Track down each line that has the word "into" and copy it.
--- RECORD EXCERPTS ---
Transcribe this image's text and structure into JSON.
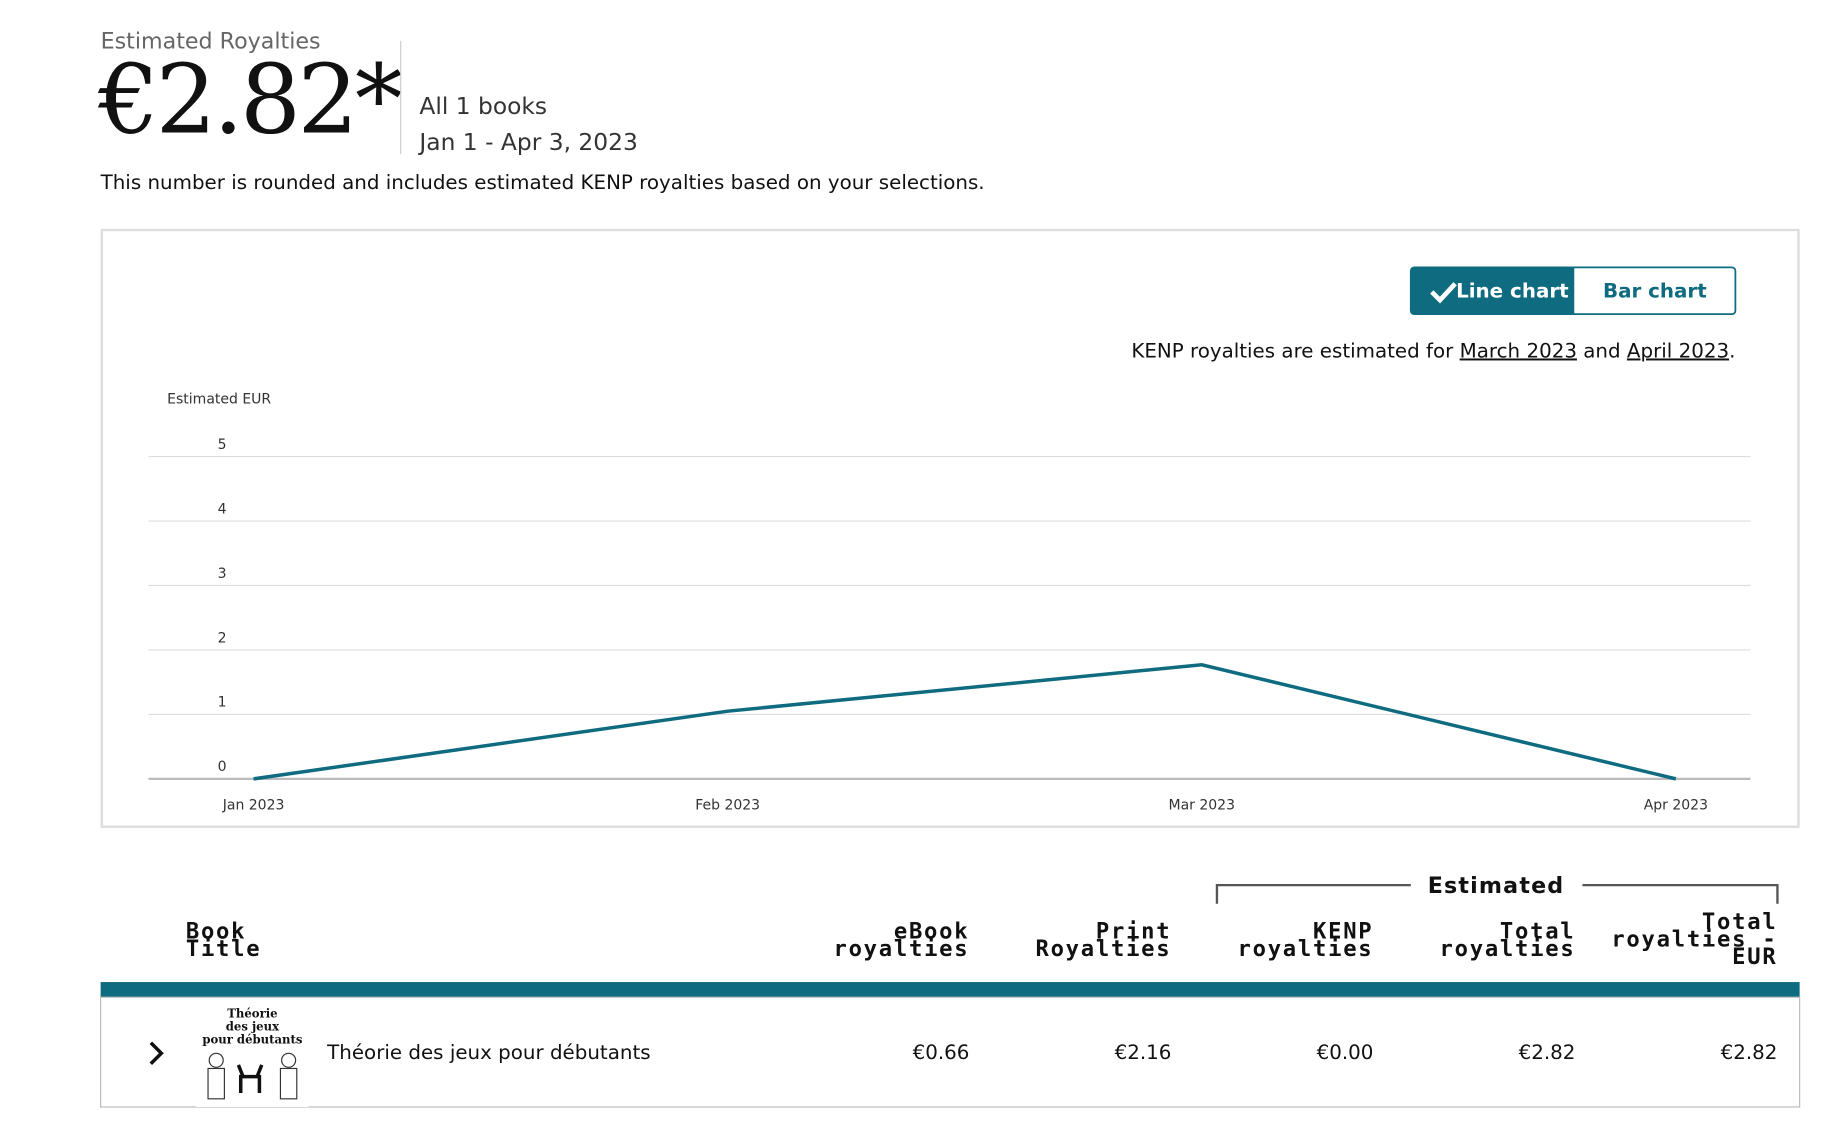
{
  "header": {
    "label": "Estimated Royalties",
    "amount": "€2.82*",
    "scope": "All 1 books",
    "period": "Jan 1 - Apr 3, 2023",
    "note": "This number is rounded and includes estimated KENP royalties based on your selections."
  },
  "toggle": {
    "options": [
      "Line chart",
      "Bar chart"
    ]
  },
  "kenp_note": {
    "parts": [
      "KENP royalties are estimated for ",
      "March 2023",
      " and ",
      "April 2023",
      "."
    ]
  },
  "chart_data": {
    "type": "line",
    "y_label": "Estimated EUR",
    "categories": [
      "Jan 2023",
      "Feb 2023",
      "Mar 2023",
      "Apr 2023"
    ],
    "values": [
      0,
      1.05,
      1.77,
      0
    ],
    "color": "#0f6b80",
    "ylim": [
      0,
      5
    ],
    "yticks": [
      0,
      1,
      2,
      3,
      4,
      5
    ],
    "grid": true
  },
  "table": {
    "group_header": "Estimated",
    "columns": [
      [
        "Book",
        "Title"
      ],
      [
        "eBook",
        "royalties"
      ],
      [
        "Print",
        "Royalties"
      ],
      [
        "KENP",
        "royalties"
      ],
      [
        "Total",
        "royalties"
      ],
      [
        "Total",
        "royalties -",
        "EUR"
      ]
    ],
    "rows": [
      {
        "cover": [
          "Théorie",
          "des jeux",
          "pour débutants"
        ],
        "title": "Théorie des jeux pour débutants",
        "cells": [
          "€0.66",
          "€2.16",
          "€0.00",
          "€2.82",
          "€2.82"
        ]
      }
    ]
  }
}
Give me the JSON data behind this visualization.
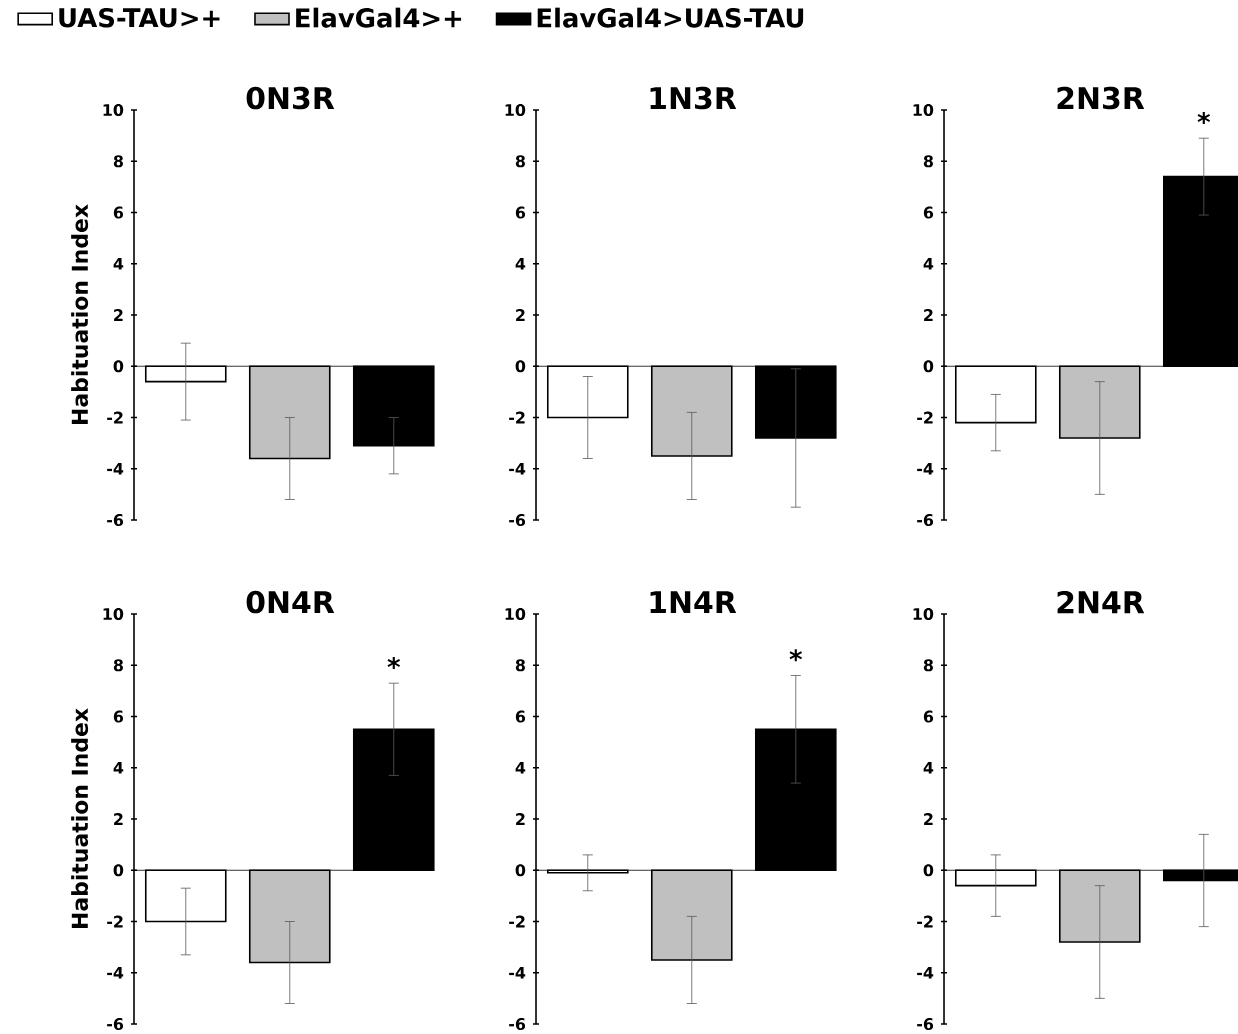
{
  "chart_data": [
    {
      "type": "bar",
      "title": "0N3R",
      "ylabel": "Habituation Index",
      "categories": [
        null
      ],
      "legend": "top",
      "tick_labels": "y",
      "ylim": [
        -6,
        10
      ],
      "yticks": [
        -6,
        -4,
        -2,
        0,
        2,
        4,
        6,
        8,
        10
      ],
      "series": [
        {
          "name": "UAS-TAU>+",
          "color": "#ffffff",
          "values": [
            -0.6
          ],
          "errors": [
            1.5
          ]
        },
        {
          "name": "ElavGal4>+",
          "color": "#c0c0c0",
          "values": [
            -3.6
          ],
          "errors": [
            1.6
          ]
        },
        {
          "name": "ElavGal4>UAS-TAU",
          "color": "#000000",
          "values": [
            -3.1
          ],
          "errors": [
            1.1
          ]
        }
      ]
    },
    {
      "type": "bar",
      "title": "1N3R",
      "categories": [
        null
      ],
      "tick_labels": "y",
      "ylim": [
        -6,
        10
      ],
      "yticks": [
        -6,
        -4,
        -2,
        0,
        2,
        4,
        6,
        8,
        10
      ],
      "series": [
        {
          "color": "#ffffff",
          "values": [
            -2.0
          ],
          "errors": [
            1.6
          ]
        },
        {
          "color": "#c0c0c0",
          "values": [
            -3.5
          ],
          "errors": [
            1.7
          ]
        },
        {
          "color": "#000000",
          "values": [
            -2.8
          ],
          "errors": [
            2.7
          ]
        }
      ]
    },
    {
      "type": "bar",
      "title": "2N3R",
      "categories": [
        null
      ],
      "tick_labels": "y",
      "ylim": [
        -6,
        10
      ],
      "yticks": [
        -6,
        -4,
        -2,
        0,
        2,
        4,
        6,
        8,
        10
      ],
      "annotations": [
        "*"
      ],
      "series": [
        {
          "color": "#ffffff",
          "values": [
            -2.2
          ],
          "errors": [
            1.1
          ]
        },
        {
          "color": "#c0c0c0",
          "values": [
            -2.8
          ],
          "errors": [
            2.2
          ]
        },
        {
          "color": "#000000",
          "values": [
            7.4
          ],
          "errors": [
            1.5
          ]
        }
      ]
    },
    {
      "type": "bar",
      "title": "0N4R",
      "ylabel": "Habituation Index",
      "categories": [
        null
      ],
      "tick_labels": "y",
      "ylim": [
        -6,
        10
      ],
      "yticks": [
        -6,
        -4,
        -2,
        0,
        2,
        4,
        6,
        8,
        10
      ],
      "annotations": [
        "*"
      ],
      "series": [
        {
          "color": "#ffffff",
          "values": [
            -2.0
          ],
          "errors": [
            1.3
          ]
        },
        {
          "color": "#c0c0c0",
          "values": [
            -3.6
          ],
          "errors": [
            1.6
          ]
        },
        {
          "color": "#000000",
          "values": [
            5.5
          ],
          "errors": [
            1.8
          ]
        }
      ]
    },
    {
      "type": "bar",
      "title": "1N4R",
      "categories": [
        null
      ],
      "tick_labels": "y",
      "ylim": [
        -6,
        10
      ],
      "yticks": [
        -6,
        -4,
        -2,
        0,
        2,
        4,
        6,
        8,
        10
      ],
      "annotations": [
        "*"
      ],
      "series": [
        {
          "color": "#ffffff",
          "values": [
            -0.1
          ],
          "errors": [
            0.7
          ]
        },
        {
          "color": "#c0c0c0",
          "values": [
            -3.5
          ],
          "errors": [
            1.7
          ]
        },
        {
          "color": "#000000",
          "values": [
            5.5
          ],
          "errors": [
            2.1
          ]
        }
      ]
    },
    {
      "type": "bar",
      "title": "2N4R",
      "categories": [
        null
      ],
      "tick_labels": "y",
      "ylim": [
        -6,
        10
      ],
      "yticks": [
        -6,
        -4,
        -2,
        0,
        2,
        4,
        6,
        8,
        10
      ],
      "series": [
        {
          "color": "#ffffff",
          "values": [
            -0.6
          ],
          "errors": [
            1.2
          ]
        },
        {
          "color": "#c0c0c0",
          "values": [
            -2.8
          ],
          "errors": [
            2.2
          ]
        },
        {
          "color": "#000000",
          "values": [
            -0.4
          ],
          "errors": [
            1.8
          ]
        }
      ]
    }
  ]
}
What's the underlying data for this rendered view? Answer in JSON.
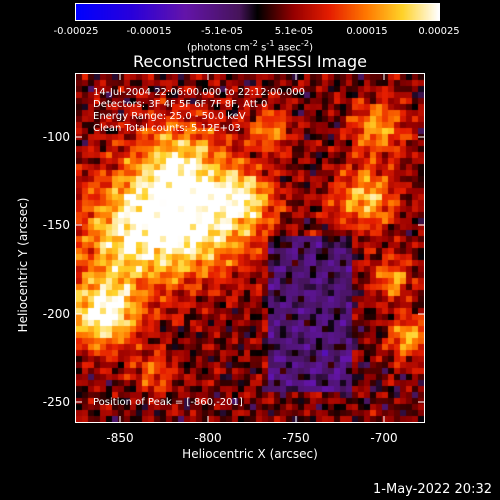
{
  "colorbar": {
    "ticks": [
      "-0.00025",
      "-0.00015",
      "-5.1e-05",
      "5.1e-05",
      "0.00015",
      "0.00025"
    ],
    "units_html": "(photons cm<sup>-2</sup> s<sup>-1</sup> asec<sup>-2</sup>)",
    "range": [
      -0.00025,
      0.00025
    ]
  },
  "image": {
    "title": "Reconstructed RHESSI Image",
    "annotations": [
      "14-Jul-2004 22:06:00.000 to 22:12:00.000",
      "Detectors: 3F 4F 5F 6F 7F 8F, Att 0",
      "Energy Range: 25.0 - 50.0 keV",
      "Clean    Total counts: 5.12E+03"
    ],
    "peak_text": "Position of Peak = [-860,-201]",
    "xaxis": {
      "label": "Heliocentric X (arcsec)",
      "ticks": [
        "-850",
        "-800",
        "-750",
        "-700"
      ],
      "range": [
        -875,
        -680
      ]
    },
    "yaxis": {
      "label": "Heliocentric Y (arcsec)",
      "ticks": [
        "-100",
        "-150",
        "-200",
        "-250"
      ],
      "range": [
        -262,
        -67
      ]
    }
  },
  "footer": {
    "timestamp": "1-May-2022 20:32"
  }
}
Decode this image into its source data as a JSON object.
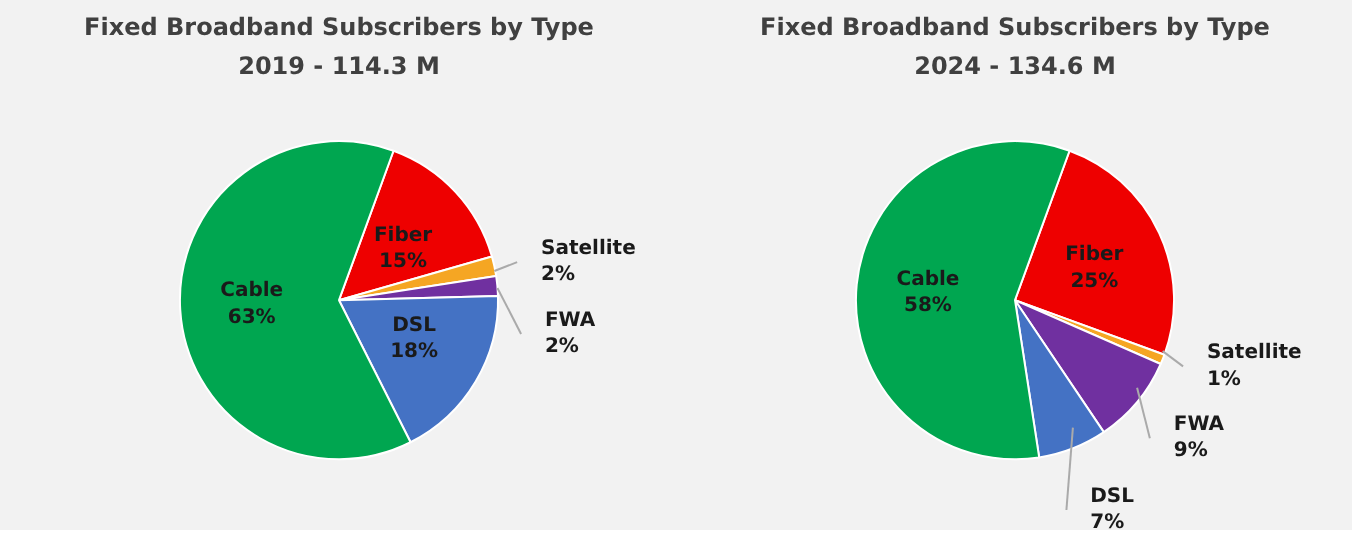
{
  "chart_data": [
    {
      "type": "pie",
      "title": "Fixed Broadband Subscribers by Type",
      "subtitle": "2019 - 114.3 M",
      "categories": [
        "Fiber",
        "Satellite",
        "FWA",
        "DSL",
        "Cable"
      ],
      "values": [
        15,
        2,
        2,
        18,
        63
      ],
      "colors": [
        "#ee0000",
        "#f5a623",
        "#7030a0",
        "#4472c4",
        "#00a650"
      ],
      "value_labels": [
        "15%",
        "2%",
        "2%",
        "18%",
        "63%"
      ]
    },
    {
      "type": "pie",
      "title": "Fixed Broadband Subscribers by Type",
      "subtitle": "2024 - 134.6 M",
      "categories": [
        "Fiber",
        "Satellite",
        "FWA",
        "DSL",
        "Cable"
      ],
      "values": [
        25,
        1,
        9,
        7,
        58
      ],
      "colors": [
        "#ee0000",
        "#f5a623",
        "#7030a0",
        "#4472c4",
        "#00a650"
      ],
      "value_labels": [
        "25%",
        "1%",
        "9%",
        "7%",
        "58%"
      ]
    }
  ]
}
---
REPLY TO THE EXERCISE
Transcribe this image's text and structure into JSON.
Decode this image into its source data as a JSON object.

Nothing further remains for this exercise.